Records about charts and figures:

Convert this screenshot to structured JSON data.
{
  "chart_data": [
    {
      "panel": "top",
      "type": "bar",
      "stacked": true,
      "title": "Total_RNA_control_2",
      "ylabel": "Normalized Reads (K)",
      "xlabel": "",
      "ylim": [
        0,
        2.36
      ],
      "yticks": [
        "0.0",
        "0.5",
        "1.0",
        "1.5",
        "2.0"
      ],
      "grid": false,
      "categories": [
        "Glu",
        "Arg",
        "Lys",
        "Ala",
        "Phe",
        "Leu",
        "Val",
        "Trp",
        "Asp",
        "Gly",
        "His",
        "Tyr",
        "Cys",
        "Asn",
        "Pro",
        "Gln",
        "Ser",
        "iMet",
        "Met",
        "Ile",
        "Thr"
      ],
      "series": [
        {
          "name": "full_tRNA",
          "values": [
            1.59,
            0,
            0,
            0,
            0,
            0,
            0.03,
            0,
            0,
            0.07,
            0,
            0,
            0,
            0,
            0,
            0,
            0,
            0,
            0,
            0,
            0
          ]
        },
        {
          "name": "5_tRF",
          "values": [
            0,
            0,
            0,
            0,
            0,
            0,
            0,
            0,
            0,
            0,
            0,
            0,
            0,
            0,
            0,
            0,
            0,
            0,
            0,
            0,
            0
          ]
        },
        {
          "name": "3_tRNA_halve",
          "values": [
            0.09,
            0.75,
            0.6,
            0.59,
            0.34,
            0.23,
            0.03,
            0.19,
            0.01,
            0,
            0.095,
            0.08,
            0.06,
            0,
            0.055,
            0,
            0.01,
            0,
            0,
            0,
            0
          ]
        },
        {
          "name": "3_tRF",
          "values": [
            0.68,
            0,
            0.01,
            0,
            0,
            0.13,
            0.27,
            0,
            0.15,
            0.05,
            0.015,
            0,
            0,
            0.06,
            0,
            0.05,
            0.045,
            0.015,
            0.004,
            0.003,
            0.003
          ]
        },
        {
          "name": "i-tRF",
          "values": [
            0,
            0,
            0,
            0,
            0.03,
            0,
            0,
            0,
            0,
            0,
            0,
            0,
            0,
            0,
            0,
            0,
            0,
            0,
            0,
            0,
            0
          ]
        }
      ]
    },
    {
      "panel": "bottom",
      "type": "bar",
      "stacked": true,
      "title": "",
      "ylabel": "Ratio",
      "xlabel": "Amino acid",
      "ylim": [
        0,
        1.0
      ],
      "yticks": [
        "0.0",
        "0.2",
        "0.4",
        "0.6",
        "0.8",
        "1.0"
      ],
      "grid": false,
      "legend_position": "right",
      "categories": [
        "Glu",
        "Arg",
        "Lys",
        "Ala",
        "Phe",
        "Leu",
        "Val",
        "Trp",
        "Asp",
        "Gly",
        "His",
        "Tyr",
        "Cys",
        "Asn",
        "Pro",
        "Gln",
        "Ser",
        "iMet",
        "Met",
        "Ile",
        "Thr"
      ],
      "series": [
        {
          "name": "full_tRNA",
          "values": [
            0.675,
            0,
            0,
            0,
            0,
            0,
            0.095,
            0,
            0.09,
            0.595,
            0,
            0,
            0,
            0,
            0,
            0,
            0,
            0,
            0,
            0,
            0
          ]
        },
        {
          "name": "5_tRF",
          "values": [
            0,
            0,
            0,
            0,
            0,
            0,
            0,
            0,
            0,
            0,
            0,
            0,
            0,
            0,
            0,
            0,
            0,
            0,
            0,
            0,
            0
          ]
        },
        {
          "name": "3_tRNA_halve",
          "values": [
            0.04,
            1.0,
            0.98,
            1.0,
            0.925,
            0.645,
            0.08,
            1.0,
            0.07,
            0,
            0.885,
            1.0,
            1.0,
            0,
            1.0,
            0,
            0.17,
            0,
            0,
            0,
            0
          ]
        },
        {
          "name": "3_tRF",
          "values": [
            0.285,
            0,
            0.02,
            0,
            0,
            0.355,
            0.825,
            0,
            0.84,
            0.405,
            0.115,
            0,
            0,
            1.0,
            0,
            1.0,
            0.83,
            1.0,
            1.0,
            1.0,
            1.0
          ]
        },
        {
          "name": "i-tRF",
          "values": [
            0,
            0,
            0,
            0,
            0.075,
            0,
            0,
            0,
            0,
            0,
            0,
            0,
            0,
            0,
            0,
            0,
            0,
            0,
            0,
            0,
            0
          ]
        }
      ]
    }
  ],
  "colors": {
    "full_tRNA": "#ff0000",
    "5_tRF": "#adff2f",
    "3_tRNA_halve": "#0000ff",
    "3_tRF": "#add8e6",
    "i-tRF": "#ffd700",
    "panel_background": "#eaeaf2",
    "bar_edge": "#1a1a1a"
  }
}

• **Given exercise**:
Every line above that contains the word "ylabel" should be reported.

• **Complete response**:
      "ylabel": "Normalized Reads (K)",
      "ylabel": "Ratio",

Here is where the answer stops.